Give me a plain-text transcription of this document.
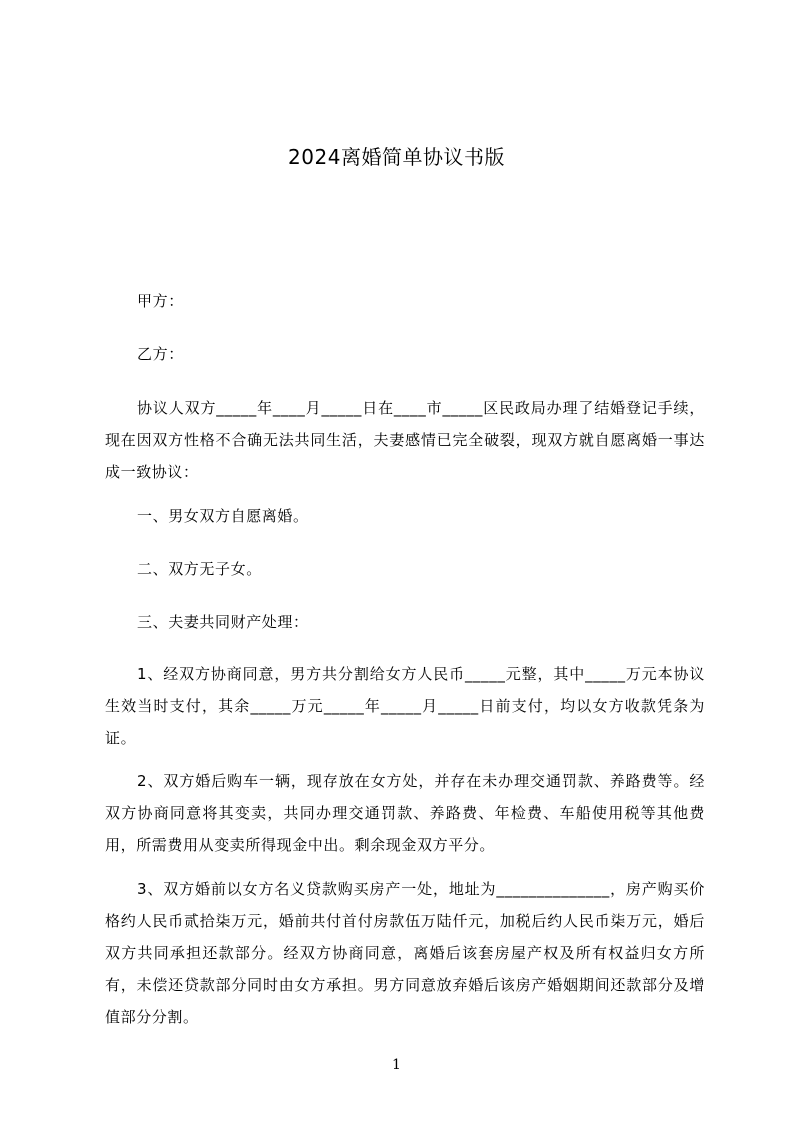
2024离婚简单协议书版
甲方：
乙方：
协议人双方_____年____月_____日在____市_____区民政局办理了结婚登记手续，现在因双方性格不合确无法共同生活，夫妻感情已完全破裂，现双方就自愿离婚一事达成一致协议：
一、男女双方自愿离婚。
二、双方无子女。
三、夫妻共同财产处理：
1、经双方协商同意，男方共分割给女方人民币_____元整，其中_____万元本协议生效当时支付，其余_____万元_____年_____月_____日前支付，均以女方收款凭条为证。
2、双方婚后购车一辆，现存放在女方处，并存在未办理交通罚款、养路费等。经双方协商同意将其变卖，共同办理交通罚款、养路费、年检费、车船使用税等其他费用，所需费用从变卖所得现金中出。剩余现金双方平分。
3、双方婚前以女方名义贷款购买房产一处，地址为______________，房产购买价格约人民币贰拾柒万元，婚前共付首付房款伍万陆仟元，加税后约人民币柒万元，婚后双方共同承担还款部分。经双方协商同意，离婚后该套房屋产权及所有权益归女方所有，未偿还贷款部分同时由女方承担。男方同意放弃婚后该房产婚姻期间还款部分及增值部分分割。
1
+---+
Given instruction — All the records need to be repeated exactly, with the images dropped.

Exercise response —
Give me a plain-text transcription of this document.
2024离婚简单协议书版
甲方：
乙方：
协议人双方_____年____月_____日在____市_____区民政局办理了结婚登记手续，现在因双方性格不合确无法共同生活，夫妻感情已完全破裂，现双方就自愿离婚一事达成一致协议：
一、男女双方自愿离婚。
二、双方无子女。
三、夫妻共同财产处理：
1、经双方协商同意，男方共分割给女方人民币_____元整，其中_____万元本协议生效当时支付，其余_____万元_____年_____月_____日前支付，均以女方收款凭条为证。
2、双方婚后购车一辆，现存放在女方处，并存在未办理交通罚款、养路费等。经双方协商同意将其变卖，共同办理交通罚款、养路费、年检费、车船使用税等其他费用，所需费用从变卖所得现金中出。剩余现金双方平分。
3、双方婚前以女方名义贷款购买房产一处，地址为______________，房产购买价格约人民币贰拾柒万元，婚前共付首付房款伍万陆仟元，加税后约人民币柒万元，婚后双方共同承担还款部分。经双方协商同意，离婚后该套房屋产权及所有权益归女方所有，未偿还贷款部分同时由女方承担。男方同意放弃婚后该房产婚姻期间还款部分及增值部分分割。
1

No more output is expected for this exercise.